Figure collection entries
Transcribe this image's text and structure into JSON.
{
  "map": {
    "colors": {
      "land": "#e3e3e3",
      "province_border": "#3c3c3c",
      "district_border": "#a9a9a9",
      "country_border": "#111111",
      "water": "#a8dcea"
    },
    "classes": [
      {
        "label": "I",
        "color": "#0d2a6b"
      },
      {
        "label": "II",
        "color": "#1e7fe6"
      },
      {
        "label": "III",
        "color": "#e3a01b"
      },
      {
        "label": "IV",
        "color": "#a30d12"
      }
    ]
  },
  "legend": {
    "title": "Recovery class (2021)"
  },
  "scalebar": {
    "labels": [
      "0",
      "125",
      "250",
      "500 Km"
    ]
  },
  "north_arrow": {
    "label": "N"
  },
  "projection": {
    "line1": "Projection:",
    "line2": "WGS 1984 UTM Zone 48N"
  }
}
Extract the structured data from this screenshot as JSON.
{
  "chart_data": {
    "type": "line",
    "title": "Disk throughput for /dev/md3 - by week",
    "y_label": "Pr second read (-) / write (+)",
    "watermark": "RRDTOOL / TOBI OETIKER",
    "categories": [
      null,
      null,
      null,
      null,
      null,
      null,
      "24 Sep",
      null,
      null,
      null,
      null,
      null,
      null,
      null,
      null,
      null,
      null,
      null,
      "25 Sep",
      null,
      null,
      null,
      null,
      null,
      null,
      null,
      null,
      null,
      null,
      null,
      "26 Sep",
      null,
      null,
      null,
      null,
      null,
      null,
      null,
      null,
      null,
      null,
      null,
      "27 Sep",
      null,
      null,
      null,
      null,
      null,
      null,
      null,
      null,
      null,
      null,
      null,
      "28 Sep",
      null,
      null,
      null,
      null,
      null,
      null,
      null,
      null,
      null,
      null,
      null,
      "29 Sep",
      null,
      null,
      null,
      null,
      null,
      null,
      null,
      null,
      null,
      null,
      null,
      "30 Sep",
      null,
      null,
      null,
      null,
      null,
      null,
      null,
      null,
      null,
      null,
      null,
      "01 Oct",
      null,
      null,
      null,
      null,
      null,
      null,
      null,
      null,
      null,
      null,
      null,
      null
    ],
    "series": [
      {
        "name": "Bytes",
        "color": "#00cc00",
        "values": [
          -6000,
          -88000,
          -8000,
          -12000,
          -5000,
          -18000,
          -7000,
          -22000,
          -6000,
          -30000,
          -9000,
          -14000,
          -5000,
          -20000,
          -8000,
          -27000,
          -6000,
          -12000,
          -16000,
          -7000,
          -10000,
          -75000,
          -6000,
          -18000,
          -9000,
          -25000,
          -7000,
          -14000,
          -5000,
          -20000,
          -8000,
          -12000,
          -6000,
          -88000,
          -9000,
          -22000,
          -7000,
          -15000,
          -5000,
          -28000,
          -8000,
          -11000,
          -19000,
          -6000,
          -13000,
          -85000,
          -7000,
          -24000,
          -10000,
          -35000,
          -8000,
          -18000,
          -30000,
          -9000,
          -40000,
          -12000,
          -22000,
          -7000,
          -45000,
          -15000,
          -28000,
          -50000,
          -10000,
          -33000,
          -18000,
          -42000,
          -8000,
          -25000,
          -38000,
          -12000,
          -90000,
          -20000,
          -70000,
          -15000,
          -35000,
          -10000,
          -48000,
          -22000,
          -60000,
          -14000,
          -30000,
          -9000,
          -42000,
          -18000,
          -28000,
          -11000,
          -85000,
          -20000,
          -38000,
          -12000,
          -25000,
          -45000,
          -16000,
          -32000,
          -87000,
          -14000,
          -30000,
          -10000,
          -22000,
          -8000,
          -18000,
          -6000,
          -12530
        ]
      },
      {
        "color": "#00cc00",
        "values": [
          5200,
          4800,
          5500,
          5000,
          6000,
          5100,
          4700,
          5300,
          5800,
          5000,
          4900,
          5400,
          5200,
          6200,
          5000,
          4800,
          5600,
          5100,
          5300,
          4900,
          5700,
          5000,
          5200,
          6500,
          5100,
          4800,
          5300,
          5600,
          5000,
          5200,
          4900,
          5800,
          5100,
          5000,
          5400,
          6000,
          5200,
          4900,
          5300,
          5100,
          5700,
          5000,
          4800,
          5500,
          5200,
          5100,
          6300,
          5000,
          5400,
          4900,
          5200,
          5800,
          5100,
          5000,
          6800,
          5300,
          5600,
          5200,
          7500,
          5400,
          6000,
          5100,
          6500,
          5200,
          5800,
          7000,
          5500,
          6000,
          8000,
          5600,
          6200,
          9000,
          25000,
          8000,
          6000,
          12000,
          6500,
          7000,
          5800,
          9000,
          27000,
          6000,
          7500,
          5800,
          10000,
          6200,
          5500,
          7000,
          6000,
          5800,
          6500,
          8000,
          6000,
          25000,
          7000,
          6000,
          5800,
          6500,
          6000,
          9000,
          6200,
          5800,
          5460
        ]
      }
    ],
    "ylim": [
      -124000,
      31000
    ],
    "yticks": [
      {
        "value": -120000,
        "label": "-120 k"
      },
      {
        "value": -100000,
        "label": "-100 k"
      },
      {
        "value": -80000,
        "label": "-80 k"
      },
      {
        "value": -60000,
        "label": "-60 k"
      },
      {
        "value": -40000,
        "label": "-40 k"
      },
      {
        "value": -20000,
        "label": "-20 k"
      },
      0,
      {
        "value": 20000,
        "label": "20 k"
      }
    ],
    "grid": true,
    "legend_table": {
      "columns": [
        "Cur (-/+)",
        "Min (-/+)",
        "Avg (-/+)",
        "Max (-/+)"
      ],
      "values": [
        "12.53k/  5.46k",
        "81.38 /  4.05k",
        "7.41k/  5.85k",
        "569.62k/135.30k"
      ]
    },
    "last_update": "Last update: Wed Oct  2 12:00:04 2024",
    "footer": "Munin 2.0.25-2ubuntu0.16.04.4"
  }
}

**EXERCISE BRIEF:**
Output every line above without altering anything.

**EXERCISE RESULT:**
Transcribe this image's text and structure into JSON.
{
  "map": {
    "colors": {
      "land": "#e3e3e3",
      "province_border": "#3c3c3c",
      "district_border": "#a9a9a9",
      "country_border": "#111111",
      "water": "#a8dcea"
    },
    "classes": [
      {
        "label": "I",
        "color": "#0d2a6b"
      },
      {
        "label": "II",
        "color": "#1e7fe6"
      },
      {
        "label": "III",
        "color": "#e3a01b"
      },
      {
        "label": "IV",
        "color": "#a30d12"
      }
    ]
  },
  "legend": {
    "title": "Recovery class (2021)"
  },
  "scalebar": {
    "labels": [
      "0",
      "125",
      "250",
      "500 Km"
    ]
  },
  "north_arrow": {
    "label": "N"
  },
  "projection": {
    "line1": "Projection:",
    "line2": "WGS 1984 UTM Zone 48N"
  }
}
Extract the structured data from this screenshot as JSON.
{
  "chart_data": {
    "type": "line",
    "title": "Disk throughput for /dev/md3 - by week",
    "y_label": "Pr second read (-) / write (+)",
    "watermark": "RRDTOOL / TOBI OETIKER",
    "categories": [
      null,
      null,
      null,
      null,
      null,
      null,
      "24 Sep",
      null,
      null,
      null,
      null,
      null,
      null,
      null,
      null,
      null,
      null,
      null,
      "25 Sep",
      null,
      null,
      null,
      null,
      null,
      null,
      null,
      null,
      null,
      null,
      null,
      "26 Sep",
      null,
      null,
      null,
      null,
      null,
      null,
      null,
      null,
      null,
      null,
      null,
      "27 Sep",
      null,
      null,
      null,
      null,
      null,
      null,
      null,
      null,
      null,
      null,
      null,
      "28 Sep",
      null,
      null,
      null,
      null,
      null,
      null,
      null,
      null,
      null,
      null,
      null,
      "29 Sep",
      null,
      null,
      null,
      null,
      null,
      null,
      null,
      null,
      null,
      null,
      null,
      "30 Sep",
      null,
      null,
      null,
      null,
      null,
      null,
      null,
      null,
      null,
      null,
      null,
      "01 Oct",
      null,
      null,
      null,
      null,
      null,
      null,
      null,
      null,
      null,
      null,
      null,
      null
    ],
    "series": [
      {
        "name": "Bytes",
        "color": "#00cc00",
        "values": [
          -6000,
          -88000,
          -8000,
          -12000,
          -5000,
          -18000,
          -7000,
          -22000,
          -6000,
          -30000,
          -9000,
          -14000,
          -5000,
          -20000,
          -8000,
          -27000,
          -6000,
          -12000,
          -16000,
          -7000,
          -10000,
          -75000,
          -6000,
          -18000,
          -9000,
          -25000,
          -7000,
          -14000,
          -5000,
          -20000,
          -8000,
          -12000,
          -6000,
          -88000,
          -9000,
          -22000,
          -7000,
          -15000,
          -5000,
          -28000,
          -8000,
          -11000,
          -19000,
          -6000,
          -13000,
          -85000,
          -7000,
          -24000,
          -10000,
          -35000,
          -8000,
          -18000,
          -30000,
          -9000,
          -40000,
          -12000,
          -22000,
          -7000,
          -45000,
          -15000,
          -28000,
          -50000,
          -10000,
          -33000,
          -18000,
          -42000,
          -8000,
          -25000,
          -38000,
          -12000,
          -90000,
          -20000,
          -70000,
          -15000,
          -35000,
          -10000,
          -48000,
          -22000,
          -60000,
          -14000,
          -30000,
          -9000,
          -42000,
          -18000,
          -28000,
          -11000,
          -85000,
          -20000,
          -38000,
          -12000,
          -25000,
          -45000,
          -16000,
          -32000,
          -87000,
          -14000,
          -30000,
          -10000,
          -22000,
          -8000,
          -18000,
          -6000,
          -12530
        ]
      },
      {
        "color": "#00cc00",
        "values": [
          5200,
          4800,
          5500,
          5000,
          6000,
          5100,
          4700,
          5300,
          5800,
          5000,
          4900,
          5400,
          5200,
          6200,
          5000,
          4800,
          5600,
          5100,
          5300,
          4900,
          5700,
          5000,
          5200,
          6500,
          5100,
          4800,
          5300,
          5600,
          5000,
          5200,
          4900,
          5800,
          5100,
          5000,
          5400,
          6000,
          5200,
          4900,
          5300,
          5100,
          5700,
          5000,
          4800,
          5500,
          5200,
          5100,
          6300,
          5000,
          5400,
          4900,
          5200,
          5800,
          5100,
          5000,
          6800,
          5300,
          5600,
          5200,
          7500,
          5400,
          6000,
          5100,
          6500,
          5200,
          5800,
          7000,
          5500,
          6000,
          8000,
          5600,
          6200,
          9000,
          25000,
          8000,
          6000,
          12000,
          6500,
          7000,
          5800,
          9000,
          27000,
          6000,
          7500,
          5800,
          10000,
          6200,
          5500,
          7000,
          6000,
          5800,
          6500,
          8000,
          6000,
          25000,
          7000,
          6000,
          5800,
          6500,
          6000,
          9000,
          6200,
          5800,
          5460
        ]
      }
    ],
    "ylim": [
      -124000,
      31000
    ],
    "yticks": [
      {
        "value": -120000,
        "label": "-120 k"
      },
      {
        "value": -100000,
        "label": "-100 k"
      },
      {
        "value": -80000,
        "label": "-80 k"
      },
      {
        "value": -60000,
        "label": "-60 k"
      },
      {
        "value": -40000,
        "label": "-40 k"
      },
      {
        "value": -20000,
        "label": "-20 k"
      },
      0,
      {
        "value": 20000,
        "label": "20 k"
      }
    ],
    "grid": true,
    "legend_table": {
      "columns": [
        "Cur (-/+)",
        "Min (-/+)",
        "Avg (-/+)",
        "Max (-/+)"
      ],
      "values": [
        "12.53k/  5.46k",
        "81.38 /  4.05k",
        "7.41k/  5.85k",
        "569.62k/135.30k"
      ]
    },
    "last_update": "Last update: Wed Oct  2 12:00:04 2024",
    "footer": "Munin 2.0.25-2ubuntu0.16.04.4"
  }
}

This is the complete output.